**TASK DIRECTIONS**
Note each line that includes the word "person". Copy those lines.

Items from a figure collection:
☆ ☆ ☆ ☆ ☆
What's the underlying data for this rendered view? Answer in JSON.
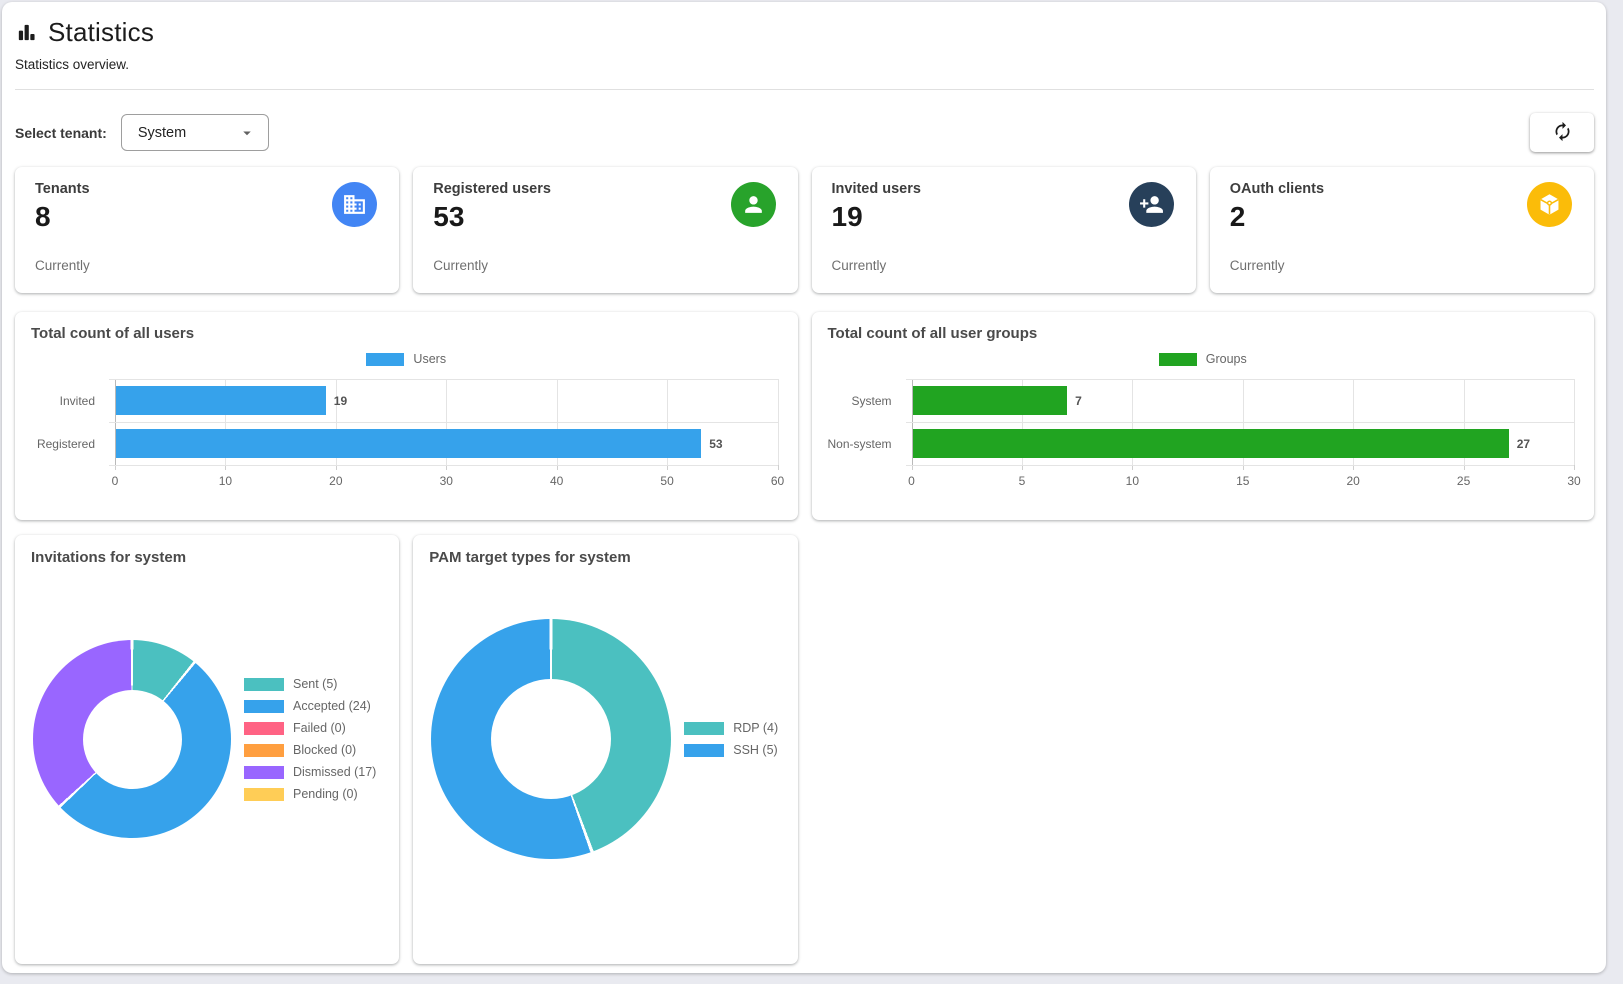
{
  "header": {
    "title": "Statistics",
    "subtitle": "Statistics overview."
  },
  "toolbar": {
    "tenant_label": "Select tenant:",
    "tenant_value": "System",
    "refresh_icon": "sync-icon"
  },
  "stat_cards": [
    {
      "label": "Tenants",
      "value": "8",
      "caption": "Currently",
      "icon": "building-icon",
      "icon_bg": "#4285F4"
    },
    {
      "label": "Registered users",
      "value": "53",
      "caption": "Currently",
      "icon": "person-icon",
      "icon_bg": "#28A32B"
    },
    {
      "label": "Invited users",
      "value": "19",
      "caption": "Currently",
      "icon": "person-add-icon",
      "icon_bg": "#27405A"
    },
    {
      "label": "OAuth clients",
      "value": "2",
      "caption": "Currently",
      "icon": "cube-icon",
      "icon_bg": "#FBBC09"
    }
  ],
  "chart_data": [
    {
      "type": "bar",
      "orientation": "horizontal",
      "title": "Total count of all users",
      "legend": [
        {
          "label": "Users",
          "color": "#36A2EB"
        }
      ],
      "legend_position": "top",
      "categories": [
        "Invited",
        "Registered"
      ],
      "values": [
        19,
        53
      ],
      "bar_color": "#36A2EB",
      "xlim": [
        0,
        60
      ],
      "xticks": [
        0,
        10,
        20,
        30,
        40,
        50,
        60
      ],
      "grid": true,
      "data_labels": [
        "19",
        "53"
      ]
    },
    {
      "type": "bar",
      "orientation": "horizontal",
      "title": "Total count of all user groups",
      "legend": [
        {
          "label": "Groups",
          "color": "#21A421"
        }
      ],
      "legend_position": "top",
      "categories": [
        "System",
        "Non-system"
      ],
      "values": [
        7,
        27
      ],
      "bar_color": "#21A421",
      "xlim": [
        0,
        30
      ],
      "xticks": [
        0,
        5,
        10,
        15,
        20,
        25,
        30
      ],
      "grid": true,
      "data_labels": [
        "7",
        "27"
      ]
    },
    {
      "type": "pie",
      "donut": true,
      "title": "Invitations for system",
      "legend_position": "right",
      "segments": [
        {
          "label": "Sent (5)",
          "value": 5,
          "color": "#4BC0C0"
        },
        {
          "label": "Accepted (24)",
          "value": 24,
          "color": "#36A2EB"
        },
        {
          "label": "Failed (0)",
          "value": 0,
          "color": "#FF6384"
        },
        {
          "label": "Blocked (0)",
          "value": 0,
          "color": "#FF9F40"
        },
        {
          "label": "Dismissed (17)",
          "value": 17,
          "color": "#9966FF"
        },
        {
          "label": "Pending (0)",
          "value": 0,
          "color": "#FFCD56"
        }
      ]
    },
    {
      "type": "pie",
      "donut": true,
      "title": "PAM target types for system",
      "legend_position": "right",
      "segments": [
        {
          "label": "RDP (4)",
          "value": 4,
          "color": "#4BC0C0"
        },
        {
          "label": "SSH (5)",
          "value": 5,
          "color": "#36A2EB"
        }
      ]
    }
  ]
}
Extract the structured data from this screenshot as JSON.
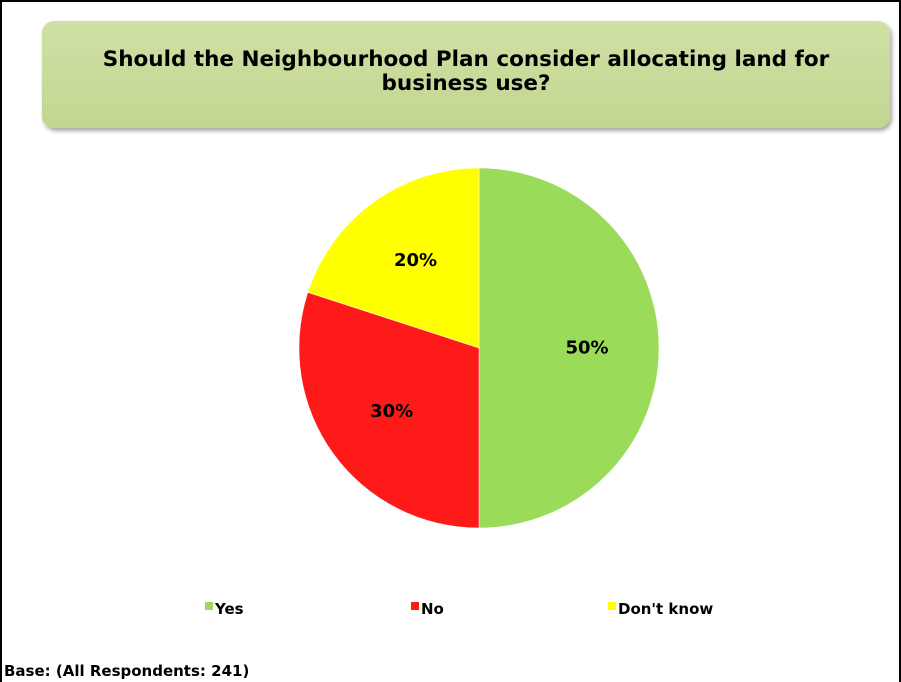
{
  "chart_data": {
    "type": "pie",
    "title": "Should the Neighbourhood Plan consider allocating land for business use?",
    "categories": [
      "Yes",
      "No",
      "Don't know"
    ],
    "values": [
      50,
      30,
      20
    ],
    "labels": [
      "50%",
      "30%",
      "20%"
    ],
    "colors": [
      "#9bdb5a",
      "#ff1a1a",
      "#ffff00"
    ],
    "legend_position": "bottom"
  },
  "footer": {
    "base_note": "Base: (All Respondents: 241)"
  }
}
☆ ☆ ☆ ☆ ☆
**SOLUTION TO THE PROBLEM**
      "icon": "person-icon",
      "icon": "person-add-icon",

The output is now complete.